### [Dataset records]
-*-*-

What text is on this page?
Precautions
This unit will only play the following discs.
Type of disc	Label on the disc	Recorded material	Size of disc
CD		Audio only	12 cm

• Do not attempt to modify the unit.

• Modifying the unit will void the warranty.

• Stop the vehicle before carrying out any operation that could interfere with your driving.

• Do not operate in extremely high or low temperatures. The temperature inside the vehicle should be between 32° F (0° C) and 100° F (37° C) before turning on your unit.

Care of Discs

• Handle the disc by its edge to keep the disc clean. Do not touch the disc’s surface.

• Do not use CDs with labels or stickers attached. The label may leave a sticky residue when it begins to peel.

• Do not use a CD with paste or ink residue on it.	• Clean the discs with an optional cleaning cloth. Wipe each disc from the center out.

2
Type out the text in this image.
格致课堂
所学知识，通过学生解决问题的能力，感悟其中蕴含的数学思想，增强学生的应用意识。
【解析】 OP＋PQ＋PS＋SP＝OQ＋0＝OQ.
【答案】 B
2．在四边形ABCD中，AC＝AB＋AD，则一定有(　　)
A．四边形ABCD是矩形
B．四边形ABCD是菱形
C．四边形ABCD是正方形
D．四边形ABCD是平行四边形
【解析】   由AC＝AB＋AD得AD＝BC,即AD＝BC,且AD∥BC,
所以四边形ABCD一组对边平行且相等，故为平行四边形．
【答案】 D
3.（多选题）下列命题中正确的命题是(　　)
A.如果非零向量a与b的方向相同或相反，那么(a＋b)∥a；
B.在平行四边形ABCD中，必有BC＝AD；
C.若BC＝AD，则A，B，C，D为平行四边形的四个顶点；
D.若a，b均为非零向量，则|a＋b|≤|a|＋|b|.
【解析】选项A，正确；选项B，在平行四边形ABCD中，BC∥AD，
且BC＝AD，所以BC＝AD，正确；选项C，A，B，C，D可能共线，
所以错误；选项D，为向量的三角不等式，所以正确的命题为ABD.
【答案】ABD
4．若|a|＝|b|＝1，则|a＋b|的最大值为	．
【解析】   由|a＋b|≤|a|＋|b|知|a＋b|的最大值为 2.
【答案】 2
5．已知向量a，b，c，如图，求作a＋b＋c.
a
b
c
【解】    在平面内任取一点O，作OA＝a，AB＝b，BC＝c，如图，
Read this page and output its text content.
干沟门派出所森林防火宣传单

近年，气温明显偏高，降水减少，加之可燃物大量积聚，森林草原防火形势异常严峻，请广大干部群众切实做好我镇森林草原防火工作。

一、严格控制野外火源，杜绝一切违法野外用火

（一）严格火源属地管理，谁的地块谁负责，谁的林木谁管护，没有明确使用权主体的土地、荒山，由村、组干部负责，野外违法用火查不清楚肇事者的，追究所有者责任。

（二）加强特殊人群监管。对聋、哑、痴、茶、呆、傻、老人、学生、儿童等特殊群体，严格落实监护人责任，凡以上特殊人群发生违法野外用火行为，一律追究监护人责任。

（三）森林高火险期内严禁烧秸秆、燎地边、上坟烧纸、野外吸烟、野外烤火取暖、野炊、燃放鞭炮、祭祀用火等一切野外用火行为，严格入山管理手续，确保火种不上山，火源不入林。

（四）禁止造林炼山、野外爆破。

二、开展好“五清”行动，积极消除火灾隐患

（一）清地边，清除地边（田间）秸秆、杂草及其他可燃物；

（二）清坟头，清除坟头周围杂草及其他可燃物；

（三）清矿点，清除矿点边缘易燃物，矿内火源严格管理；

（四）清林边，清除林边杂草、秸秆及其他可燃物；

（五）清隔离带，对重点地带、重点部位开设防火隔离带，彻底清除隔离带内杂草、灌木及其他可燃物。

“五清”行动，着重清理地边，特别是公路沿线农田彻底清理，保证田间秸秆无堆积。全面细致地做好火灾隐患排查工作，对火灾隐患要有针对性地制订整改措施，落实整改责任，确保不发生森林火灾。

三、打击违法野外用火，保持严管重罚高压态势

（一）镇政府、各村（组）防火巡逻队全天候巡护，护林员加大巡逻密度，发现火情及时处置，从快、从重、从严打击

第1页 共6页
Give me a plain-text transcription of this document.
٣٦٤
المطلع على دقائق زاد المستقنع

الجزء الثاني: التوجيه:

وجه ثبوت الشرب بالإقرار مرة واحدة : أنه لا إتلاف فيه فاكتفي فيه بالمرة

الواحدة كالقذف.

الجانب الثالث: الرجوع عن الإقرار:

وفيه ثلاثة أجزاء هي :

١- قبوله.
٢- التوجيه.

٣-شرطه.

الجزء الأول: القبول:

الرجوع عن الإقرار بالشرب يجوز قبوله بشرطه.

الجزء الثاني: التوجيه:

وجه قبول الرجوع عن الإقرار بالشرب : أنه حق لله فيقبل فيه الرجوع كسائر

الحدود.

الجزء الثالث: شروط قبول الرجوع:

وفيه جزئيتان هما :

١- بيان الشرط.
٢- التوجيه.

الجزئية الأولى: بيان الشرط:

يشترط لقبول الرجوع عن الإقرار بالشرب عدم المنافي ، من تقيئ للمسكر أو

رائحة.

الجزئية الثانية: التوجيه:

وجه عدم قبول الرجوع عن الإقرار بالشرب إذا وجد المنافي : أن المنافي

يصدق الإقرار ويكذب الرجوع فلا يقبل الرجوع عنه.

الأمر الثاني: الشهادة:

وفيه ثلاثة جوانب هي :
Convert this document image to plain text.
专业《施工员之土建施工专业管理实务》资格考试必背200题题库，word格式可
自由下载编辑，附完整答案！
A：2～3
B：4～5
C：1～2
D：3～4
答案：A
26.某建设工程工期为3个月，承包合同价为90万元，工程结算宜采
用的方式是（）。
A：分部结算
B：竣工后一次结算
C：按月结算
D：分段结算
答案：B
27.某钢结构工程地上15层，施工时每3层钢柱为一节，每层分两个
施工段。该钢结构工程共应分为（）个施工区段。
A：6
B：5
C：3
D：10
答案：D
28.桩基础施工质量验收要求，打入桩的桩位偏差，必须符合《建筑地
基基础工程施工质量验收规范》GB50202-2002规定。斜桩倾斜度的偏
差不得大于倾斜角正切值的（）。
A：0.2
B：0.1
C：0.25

-*-*-

### [WHAT TO DO]
Set down every record above exactly as given.

### [FINISHED ANSWER]
What text is on this page?
Precautions
This unit will only play the following discs.
Type of disc	Label on the disc	Recorded material	Size of disc
CD		Audio only	12 cm

• Do not attempt to modify the unit.

• Modifying the unit will void the warranty.

• Stop the vehicle before carrying out any operation that could interfere with your driving.

• Do not operate in extremely high or low temperatures. The temperature inside the vehicle should be between 32° F (0° C) and 100° F (37° C) before turning on your unit.

Care of Discs

• Handle the disc by its edge to keep the disc clean. Do not touch the disc’s surface.

• Do not use CDs with labels or stickers attached. The label may leave a sticky residue when it begins to peel.

• Do not use a CD with paste or ink residue on it.	• Clean the discs with an optional cleaning cloth. Wipe each disc from the center out.

2
Type out the text in this image.
格致课堂
所学知识，通过学生解决问题的能力，感悟其中蕴含的数学思想，增强学生的应用意识。
【解析】 OP＋PQ＋PS＋SP＝OQ＋0＝OQ.
【答案】 B
2．在四边形ABCD中，AC＝AB＋AD，则一定有(　　)
A．四边形ABCD是矩形
B．四边形ABCD是菱形
C．四边形ABCD是正方形
D．四边形ABCD是平行四边形
【解析】   由AC＝AB＋AD得AD＝BC,即AD＝BC,且AD∥BC,
所以四边形ABCD一组对边平行且相等，故为平行四边形．
【答案】 D
3.（多选题）下列命题中正确的命题是(　　)
A.如果非零向量a与b的方向相同或相反，那么(a＋b)∥a；
B.在平行四边形ABCD中，必有BC＝AD；
C.若BC＝AD，则A，B，C，D为平行四边形的四个顶点；
D.若a，b均为非零向量，则|a＋b|≤|a|＋|b|.
【解析】选项A，正确；选项B，在平行四边形ABCD中，BC∥AD，
且BC＝AD，所以BC＝AD，正确；选项C，A，B，C，D可能共线，
所以错误；选项D，为向量的三角不等式，所以正确的命题为ABD.
【答案】ABD
4．若|a|＝|b|＝1，则|a＋b|的最大值为	．
【解析】   由|a＋b|≤|a|＋|b|知|a＋b|的最大值为 2.
【答案】 2
5．已知向量a，b，c，如图，求作a＋b＋c.
a
b
c
【解】    在平面内任取一点O，作OA＝a，AB＝b，BC＝c，如图，
Read this page and output its text content.
干沟门派出所森林防火宣传单

近年，气温明显偏高，降水减少，加之可燃物大量积聚，森林草原防火形势异常严峻，请广大干部群众切实做好我镇森林草原防火工作。

一、严格控制野外火源，杜绝一切违法野外用火

（一）严格火源属地管理，谁的地块谁负责，谁的林木谁管护，没有明确使用权主体的土地、荒山，由村、组干部负责，野外违法用火查不清楚肇事者的，追究所有者责任。

（二）加强特殊人群监管。对聋、哑、痴、茶、呆、傻、老人、学生、儿童等特殊群体，严格落实监护人责任，凡以上特殊人群发生违法野外用火行为，一律追究监护人责任。

（三）森林高火险期内严禁烧秸秆、燎地边、上坟烧纸、野外吸烟、野外烤火取暖、野炊、燃放鞭炮、祭祀用火等一切野外用火行为，严格入山管理手续，确保火种不上山，火源不入林。

（四）禁止造林炼山、野外爆破。

二、开展好“五清”行动，积极消除火灾隐患

（一）清地边，清除地边（田间）秸秆、杂草及其他可燃物；

（二）清坟头，清除坟头周围杂草及其他可燃物；

（三）清矿点，清除矿点边缘易燃物，矿内火源严格管理；

（四）清林边，清除林边杂草、秸秆及其他可燃物；

（五）清隔离带，对重点地带、重点部位开设防火隔离带，彻底清除隔离带内杂草、灌木及其他可燃物。

“五清”行动，着重清理地边，特别是公路沿线农田彻底清理，保证田间秸秆无堆积。全面细致地做好火灾隐患排查工作，对火灾隐患要有针对性地制订整改措施，落实整改责任，确保不发生森林火灾。

三、打击违法野外用火，保持严管重罚高压态势

（一）镇政府、各村（组）防火巡逻队全天候巡护，护林员加大巡逻密度，发现火情及时处置，从快、从重、从严打击

第1页 共6页
Give me a plain-text transcription of this document.
٣٦٤
المطلع على دقائق زاد المستقنع

الجزء الثاني: التوجيه:

وجه ثبوت الشرب بالإقرار مرة واحدة : أنه لا إتلاف فيه فاكتفي فيه بالمرة

الواحدة كالقذف.

الجانب الثالث: الرجوع عن الإقرار:

وفيه ثلاثة أجزاء هي :

١- قبوله.
٢- التوجيه.

٣-شرطه.

الجزء الأول: القبول:

الرجوع عن الإقرار بالشرب يجوز قبوله بشرطه.

الجزء الثاني: التوجيه:

وجه قبول الرجوع عن الإقرار بالشرب : أنه حق لله فيقبل فيه الرجوع كسائر

الحدود.

الجزء الثالث: شروط قبول الرجوع:

وفيه جزئيتان هما :

١- بيان الشرط.
٢- التوجيه.

الجزئية الأولى: بيان الشرط:

يشترط لقبول الرجوع عن الإقرار بالشرب عدم المنافي ، من تقيئ للمسكر أو

رائحة.

الجزئية الثانية: التوجيه:

وجه عدم قبول الرجوع عن الإقرار بالشرب إذا وجد المنافي : أن المنافي

يصدق الإقرار ويكذب الرجوع فلا يقبل الرجوع عنه.

الأمر الثاني: الشهادة:

وفيه ثلاثة جوانب هي :
Convert this document image to plain text.
专业《施工员之土建施工专业管理实务》资格考试必背200题题库，word格式可
自由下载编辑，附完整答案！
A：2～3
B：4～5
C：1～2
D：3～4
答案：A
26.某建设工程工期为3个月，承包合同价为90万元，工程结算宜采
用的方式是（）。
A：分部结算
B：竣工后一次结算
C：按月结算
D：分段结算
答案：B
27.某钢结构工程地上15层，施工时每3层钢柱为一节，每层分两个
施工段。该钢结构工程共应分为（）个施工区段。
A：6
B：5
C：3
D：10
答案：D
28.桩基础施工质量验收要求，打入桩的桩位偏差，必须符合《建筑地
基基础工程施工质量验收规范》GB50202-2002规定。斜桩倾斜度的偏
差不得大于倾斜角正切值的（）。
A：0.2
B：0.1
C：0.25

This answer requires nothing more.